[Start SOURCE RECORDS]

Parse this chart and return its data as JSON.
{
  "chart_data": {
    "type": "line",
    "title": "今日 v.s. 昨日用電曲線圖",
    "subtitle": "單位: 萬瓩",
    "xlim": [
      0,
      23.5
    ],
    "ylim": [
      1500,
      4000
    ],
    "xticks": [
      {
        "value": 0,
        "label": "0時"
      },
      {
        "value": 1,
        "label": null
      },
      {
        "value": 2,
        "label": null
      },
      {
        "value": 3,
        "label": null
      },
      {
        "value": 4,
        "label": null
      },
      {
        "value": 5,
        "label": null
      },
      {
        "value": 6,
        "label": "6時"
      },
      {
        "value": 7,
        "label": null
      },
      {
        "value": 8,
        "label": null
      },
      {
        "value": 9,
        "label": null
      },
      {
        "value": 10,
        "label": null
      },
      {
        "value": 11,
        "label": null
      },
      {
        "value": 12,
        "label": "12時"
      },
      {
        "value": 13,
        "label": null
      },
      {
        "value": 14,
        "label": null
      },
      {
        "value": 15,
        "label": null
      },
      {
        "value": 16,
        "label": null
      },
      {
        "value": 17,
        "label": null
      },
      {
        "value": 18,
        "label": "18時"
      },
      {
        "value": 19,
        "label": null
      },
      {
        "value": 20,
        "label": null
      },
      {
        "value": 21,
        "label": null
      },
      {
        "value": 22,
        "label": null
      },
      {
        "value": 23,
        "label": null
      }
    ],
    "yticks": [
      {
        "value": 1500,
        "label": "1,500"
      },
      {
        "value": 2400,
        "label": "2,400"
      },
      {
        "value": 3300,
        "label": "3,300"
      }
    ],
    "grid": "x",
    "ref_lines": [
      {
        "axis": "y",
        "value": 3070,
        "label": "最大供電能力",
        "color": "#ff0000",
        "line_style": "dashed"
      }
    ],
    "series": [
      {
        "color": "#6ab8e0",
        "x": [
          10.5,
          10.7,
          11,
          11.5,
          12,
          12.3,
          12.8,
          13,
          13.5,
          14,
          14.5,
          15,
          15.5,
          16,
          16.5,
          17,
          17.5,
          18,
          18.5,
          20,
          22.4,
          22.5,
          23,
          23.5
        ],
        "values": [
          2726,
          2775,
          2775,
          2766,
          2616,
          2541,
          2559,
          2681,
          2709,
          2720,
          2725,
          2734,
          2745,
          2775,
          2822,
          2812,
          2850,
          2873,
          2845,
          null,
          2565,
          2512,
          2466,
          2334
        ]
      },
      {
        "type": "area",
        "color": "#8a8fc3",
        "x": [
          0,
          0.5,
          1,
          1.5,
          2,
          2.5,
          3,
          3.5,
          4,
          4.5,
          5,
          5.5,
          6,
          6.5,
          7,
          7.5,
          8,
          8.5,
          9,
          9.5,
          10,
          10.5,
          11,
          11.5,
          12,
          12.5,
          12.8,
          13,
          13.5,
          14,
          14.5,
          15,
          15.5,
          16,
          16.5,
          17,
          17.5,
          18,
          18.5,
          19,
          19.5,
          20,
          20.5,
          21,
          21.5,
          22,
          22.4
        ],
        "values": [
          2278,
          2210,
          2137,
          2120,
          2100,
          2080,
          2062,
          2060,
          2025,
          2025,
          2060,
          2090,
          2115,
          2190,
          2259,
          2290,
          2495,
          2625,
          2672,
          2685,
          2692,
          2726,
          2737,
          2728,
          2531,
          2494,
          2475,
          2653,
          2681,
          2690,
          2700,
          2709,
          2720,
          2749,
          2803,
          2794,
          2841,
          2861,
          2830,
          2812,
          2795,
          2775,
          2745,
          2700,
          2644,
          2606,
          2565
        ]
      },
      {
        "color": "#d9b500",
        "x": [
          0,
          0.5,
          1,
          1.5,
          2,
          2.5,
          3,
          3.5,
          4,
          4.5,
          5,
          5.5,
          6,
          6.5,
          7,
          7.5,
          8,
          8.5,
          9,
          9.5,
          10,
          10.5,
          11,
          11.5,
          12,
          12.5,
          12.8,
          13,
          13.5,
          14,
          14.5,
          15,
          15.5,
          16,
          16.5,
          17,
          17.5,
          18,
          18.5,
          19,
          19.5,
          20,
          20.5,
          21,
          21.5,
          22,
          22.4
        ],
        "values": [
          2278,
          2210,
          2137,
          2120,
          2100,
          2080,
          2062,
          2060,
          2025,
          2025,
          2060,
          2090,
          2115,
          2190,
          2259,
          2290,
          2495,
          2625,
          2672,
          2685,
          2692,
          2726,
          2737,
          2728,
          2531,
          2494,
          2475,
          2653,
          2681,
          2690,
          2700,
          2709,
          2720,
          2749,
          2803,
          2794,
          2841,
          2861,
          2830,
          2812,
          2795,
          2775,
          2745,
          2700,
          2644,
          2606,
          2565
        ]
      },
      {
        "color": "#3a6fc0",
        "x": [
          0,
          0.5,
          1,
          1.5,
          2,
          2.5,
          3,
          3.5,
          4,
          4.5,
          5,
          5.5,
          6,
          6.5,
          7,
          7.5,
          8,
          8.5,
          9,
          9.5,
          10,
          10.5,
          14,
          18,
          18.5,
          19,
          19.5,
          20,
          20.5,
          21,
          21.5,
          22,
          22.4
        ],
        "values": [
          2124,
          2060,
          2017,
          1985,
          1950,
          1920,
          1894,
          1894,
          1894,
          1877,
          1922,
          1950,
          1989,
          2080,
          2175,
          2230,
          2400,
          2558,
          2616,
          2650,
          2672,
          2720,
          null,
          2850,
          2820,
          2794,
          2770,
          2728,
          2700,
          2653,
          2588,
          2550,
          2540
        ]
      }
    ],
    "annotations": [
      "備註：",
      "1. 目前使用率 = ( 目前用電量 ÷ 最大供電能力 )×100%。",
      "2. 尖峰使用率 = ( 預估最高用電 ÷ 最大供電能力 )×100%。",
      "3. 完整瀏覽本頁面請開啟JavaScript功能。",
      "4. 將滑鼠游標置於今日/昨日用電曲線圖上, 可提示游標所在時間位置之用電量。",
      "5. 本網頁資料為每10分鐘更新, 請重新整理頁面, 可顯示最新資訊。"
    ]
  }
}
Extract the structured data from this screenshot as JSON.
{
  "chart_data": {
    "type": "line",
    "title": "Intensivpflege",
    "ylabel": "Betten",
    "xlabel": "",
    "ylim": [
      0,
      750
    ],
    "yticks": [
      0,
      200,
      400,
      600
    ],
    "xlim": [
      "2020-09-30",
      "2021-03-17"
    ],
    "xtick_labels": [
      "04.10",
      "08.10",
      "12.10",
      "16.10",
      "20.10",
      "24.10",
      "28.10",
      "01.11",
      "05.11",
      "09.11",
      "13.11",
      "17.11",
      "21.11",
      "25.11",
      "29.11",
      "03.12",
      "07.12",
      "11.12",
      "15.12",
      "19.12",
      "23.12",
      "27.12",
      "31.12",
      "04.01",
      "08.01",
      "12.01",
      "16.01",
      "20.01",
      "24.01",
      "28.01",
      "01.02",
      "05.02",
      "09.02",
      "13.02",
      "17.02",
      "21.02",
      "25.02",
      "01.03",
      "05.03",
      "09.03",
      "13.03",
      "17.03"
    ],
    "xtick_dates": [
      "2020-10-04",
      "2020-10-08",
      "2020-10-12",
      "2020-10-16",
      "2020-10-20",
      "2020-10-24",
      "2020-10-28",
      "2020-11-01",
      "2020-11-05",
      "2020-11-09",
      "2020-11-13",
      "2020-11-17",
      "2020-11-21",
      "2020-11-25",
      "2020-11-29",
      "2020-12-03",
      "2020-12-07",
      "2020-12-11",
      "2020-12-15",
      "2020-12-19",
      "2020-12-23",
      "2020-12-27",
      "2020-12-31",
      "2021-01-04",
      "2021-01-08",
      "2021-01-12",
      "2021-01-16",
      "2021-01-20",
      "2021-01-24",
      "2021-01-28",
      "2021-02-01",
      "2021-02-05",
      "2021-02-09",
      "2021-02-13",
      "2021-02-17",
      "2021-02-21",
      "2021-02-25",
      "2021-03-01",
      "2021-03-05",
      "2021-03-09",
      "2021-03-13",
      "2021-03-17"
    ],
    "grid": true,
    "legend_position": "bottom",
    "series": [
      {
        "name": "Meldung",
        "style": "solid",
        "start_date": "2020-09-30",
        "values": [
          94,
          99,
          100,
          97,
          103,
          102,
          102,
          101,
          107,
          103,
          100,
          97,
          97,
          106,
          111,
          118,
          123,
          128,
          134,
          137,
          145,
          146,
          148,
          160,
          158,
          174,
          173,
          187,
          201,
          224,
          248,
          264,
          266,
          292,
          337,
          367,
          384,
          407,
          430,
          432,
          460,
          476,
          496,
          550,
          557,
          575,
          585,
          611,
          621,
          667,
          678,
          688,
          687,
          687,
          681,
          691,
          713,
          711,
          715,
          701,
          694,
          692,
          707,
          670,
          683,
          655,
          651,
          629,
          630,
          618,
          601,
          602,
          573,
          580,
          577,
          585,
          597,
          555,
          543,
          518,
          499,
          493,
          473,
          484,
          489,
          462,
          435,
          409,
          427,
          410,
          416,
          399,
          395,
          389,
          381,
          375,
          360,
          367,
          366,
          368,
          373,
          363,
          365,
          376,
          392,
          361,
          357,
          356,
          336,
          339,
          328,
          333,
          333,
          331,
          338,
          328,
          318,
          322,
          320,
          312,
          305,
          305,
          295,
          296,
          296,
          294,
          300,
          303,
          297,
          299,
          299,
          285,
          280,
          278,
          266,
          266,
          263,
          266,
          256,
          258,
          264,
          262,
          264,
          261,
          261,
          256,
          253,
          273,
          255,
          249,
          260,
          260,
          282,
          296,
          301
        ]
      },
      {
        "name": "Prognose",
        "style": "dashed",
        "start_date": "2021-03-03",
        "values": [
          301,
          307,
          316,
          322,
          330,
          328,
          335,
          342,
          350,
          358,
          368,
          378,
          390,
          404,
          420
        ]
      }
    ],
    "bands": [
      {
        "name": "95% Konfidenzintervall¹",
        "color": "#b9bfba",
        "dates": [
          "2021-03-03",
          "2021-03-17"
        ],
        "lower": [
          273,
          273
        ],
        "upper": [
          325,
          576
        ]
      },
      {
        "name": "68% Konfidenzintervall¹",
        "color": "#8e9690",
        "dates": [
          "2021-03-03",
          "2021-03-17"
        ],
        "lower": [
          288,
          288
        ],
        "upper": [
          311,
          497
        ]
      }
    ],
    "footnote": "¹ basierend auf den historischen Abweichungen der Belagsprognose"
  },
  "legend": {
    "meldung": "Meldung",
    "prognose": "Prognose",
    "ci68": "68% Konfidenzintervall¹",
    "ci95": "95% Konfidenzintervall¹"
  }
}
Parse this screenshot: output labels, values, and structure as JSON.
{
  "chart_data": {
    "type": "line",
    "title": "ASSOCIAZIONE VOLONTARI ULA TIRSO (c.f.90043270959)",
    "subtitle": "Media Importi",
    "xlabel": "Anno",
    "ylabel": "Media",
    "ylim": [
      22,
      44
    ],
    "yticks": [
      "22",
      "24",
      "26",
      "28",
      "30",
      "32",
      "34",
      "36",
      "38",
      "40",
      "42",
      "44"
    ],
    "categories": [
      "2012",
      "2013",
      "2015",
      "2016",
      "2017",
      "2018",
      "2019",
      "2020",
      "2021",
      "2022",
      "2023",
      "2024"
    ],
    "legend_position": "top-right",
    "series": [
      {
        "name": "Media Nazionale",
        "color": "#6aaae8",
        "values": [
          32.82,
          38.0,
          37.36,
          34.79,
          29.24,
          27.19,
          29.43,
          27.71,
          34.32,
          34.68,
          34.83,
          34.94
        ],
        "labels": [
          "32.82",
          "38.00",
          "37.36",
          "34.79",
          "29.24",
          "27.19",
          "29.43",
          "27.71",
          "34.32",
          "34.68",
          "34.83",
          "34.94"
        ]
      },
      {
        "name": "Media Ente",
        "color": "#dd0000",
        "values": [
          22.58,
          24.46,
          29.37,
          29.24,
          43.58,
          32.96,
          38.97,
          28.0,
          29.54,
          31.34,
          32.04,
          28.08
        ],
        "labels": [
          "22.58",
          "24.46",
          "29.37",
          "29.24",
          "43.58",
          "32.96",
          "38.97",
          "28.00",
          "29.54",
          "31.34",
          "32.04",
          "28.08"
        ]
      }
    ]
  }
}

[End SOURCE RECORDS]

Among the lines of the data above, count those holding "this" and state only the number.

3